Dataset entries

══════

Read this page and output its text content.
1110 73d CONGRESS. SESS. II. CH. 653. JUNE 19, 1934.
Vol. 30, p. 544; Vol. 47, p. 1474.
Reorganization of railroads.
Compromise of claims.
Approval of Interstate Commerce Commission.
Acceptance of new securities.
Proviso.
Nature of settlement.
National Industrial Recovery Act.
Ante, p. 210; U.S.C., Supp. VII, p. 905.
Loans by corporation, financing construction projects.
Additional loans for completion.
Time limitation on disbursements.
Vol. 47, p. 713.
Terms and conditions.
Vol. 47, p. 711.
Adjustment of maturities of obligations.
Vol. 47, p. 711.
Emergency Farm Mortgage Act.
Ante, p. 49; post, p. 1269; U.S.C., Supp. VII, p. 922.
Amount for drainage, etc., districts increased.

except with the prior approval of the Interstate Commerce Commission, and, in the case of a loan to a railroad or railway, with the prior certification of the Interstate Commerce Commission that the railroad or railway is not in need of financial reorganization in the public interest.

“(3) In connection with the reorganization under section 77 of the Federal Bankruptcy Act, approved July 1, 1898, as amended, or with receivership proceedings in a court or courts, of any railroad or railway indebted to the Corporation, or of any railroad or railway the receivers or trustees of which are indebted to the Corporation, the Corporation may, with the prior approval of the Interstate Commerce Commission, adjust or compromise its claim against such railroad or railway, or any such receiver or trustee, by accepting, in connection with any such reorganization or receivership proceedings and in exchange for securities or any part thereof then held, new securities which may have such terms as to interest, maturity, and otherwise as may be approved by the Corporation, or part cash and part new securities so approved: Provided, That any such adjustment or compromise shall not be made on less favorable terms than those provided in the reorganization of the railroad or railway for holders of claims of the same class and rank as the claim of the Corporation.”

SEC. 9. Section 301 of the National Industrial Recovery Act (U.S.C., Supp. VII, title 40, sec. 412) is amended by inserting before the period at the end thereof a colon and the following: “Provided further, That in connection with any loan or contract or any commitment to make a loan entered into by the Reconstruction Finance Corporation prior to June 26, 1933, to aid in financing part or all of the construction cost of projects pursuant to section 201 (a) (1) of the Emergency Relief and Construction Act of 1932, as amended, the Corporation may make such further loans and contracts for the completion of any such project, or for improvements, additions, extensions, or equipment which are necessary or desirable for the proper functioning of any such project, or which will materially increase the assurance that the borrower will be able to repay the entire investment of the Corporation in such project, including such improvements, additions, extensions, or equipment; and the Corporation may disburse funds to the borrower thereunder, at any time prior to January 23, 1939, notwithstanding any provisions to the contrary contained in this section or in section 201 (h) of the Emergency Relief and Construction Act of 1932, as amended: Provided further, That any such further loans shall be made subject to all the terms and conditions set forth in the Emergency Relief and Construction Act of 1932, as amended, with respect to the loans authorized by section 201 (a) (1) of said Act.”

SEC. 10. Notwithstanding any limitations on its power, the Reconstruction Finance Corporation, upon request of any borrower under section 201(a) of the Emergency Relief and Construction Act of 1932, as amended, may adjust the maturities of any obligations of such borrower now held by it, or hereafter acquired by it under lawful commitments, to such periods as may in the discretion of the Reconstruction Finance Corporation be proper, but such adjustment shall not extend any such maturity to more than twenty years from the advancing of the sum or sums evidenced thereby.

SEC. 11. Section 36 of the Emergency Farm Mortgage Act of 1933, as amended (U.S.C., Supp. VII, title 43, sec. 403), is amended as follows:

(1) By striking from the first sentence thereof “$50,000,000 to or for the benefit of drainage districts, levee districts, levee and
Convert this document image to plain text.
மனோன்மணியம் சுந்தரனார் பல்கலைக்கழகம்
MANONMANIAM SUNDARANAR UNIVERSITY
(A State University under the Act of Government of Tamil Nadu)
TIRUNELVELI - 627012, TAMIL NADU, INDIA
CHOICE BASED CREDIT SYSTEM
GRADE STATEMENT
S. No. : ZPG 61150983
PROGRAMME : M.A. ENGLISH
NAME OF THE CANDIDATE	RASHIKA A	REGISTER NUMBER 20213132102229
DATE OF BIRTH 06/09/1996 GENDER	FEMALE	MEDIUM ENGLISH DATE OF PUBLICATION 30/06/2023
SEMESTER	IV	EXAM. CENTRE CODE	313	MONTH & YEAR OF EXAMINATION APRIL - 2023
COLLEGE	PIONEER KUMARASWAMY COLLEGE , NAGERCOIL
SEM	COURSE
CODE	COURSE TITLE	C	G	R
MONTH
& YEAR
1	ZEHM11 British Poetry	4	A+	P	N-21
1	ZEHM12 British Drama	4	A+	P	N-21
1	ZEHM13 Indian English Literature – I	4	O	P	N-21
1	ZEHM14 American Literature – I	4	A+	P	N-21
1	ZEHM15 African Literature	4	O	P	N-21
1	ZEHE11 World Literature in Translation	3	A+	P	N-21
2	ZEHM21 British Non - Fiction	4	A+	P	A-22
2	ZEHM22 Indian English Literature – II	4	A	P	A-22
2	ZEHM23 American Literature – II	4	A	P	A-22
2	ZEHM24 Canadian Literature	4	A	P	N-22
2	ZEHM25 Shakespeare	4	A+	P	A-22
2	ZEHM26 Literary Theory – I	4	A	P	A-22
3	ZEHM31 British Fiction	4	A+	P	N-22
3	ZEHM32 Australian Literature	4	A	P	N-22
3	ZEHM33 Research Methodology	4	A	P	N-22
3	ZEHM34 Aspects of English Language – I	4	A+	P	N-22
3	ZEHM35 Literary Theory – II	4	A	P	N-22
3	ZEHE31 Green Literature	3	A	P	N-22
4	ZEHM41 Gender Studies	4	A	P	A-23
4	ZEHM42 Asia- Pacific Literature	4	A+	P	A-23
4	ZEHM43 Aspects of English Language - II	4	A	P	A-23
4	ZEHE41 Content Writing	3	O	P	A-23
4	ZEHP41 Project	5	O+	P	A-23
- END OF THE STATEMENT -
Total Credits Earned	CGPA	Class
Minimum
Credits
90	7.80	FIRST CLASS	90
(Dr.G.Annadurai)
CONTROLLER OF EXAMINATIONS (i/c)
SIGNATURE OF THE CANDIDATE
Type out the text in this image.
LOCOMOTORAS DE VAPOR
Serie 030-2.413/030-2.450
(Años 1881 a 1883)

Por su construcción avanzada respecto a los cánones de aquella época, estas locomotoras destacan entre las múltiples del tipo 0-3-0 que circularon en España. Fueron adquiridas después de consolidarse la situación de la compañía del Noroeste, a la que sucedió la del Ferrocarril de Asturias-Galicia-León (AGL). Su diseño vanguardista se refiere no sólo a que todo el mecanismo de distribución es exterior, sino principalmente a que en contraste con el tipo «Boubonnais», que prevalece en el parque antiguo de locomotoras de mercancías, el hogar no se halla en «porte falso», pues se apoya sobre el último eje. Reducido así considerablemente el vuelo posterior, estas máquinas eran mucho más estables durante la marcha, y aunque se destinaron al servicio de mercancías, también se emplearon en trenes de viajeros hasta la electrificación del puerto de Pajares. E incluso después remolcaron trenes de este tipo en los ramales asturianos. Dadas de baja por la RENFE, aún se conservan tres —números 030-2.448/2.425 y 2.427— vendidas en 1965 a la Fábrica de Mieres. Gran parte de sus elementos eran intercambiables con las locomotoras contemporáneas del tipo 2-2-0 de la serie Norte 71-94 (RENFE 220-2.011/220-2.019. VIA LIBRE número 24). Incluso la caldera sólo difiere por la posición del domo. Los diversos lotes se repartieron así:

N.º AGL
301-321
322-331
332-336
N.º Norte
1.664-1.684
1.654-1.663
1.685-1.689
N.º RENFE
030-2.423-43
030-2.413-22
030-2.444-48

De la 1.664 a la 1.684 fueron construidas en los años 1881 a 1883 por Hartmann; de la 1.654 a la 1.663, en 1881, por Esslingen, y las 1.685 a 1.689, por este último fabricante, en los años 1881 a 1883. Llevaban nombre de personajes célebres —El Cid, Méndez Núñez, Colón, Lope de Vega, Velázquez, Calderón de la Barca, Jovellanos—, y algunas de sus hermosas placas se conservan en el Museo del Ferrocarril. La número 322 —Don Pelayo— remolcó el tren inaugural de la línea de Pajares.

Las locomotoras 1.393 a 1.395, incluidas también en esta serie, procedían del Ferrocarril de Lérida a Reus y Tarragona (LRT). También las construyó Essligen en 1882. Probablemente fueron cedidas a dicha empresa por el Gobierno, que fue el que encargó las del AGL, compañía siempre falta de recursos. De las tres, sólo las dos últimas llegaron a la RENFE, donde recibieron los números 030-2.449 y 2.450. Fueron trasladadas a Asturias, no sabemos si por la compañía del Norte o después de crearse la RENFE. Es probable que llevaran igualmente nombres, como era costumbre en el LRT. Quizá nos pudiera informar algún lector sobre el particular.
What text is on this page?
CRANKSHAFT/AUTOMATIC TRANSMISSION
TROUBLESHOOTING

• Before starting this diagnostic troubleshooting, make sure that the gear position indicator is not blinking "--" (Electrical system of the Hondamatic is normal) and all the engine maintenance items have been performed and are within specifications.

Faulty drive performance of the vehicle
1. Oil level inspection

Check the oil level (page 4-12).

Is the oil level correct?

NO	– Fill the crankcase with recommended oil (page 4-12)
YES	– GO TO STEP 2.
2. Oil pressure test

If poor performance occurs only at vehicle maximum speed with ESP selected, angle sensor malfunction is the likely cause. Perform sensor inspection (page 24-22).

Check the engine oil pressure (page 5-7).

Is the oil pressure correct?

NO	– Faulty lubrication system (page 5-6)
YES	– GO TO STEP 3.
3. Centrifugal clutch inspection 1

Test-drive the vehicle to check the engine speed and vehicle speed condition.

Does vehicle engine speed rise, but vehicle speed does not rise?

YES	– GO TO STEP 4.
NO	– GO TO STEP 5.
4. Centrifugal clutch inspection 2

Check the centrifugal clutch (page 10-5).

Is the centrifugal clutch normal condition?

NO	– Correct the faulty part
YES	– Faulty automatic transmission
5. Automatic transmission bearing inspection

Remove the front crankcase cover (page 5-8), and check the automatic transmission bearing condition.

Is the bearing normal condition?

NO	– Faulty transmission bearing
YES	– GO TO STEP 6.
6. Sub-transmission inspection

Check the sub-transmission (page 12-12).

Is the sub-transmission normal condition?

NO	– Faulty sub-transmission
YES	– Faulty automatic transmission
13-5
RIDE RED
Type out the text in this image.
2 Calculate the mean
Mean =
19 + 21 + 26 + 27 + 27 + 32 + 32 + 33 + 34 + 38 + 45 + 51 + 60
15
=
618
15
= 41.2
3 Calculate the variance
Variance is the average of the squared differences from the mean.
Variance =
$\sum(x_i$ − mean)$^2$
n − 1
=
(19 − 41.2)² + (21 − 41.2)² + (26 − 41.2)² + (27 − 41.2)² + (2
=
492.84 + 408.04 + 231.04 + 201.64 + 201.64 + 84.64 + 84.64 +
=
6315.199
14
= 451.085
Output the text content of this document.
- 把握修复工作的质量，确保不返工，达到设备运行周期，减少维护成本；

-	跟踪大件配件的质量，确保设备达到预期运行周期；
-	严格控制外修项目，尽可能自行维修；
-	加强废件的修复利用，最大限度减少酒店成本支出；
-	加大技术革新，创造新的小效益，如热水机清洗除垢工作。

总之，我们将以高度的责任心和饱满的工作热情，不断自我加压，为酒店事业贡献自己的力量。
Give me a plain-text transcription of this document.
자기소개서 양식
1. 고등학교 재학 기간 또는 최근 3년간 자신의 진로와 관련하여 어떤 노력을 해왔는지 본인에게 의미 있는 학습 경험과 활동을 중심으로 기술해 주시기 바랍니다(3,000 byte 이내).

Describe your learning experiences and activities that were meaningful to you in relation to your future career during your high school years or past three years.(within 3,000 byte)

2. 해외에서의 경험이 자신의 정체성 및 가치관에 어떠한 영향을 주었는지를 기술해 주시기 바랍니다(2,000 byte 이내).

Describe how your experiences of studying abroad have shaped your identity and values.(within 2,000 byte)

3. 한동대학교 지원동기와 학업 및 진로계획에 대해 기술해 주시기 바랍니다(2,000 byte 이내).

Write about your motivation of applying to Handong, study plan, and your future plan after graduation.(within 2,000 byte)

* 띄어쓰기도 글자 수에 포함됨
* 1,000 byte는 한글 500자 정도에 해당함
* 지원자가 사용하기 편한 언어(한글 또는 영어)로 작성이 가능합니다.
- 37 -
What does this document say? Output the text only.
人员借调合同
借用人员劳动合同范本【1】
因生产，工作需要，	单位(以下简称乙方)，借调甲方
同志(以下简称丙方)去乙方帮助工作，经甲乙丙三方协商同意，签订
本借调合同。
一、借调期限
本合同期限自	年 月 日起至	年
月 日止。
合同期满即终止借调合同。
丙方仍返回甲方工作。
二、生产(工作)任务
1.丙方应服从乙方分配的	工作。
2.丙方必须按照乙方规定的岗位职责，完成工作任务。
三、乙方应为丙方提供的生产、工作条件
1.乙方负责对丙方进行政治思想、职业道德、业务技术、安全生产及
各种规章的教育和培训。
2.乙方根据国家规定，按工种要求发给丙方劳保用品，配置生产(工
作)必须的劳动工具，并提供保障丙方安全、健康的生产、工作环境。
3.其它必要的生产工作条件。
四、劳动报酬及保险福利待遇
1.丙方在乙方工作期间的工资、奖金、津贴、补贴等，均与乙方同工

══════

• [Your goal]:
Track down the lines that include the word "vehicle" and copy them.

• [Response for this exercise]:
Faulty drive performance of the vehicle
If poor performance occurs only at vehicle maximum speed with ESP selected, angle sensor malfunction is the likely cause. Perform sensor inspection (page 24-22).
Test-drive the vehicle to check the engine speed and vehicle speed condition.
Does vehicle engine speed rise, but vehicle speed does not rise?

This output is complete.